→ DATA TO PROCESS:
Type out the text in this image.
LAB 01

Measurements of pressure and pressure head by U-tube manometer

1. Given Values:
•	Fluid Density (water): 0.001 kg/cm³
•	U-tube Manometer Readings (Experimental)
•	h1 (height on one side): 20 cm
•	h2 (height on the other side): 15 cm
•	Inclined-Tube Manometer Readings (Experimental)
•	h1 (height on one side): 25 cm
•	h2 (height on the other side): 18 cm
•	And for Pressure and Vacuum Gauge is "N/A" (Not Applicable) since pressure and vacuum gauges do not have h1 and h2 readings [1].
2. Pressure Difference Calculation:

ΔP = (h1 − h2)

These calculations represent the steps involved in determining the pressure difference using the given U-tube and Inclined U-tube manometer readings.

→ YOUR GOAL:
Repeat every entry exactly as written above.

→ EXERCISE RESULT:
Type out the text in this image.
LAB 01

Measurements of pressure and pressure head by U-tube manometer

1. Given Values:
•	Fluid Density (water): 0.001 kg/cm³
•	U-tube Manometer Readings (Experimental)
•	h1 (height on one side): 20 cm
•	h2 (height on the other side): 15 cm
•	Inclined-Tube Manometer Readings (Experimental)
•	h1 (height on one side): 25 cm
•	h2 (height on the other side): 18 cm
•	And for Pressure and Vacuum Gauge is "N/A" (Not Applicable) since pressure and vacuum gauges do not have h1 and h2 readings [1].
2. Pressure Difference Calculation:

ΔP = (h1 − h2)

These calculations represent the steps involved in determining the pressure difference using the given U-tube and Inclined U-tube manometer readings.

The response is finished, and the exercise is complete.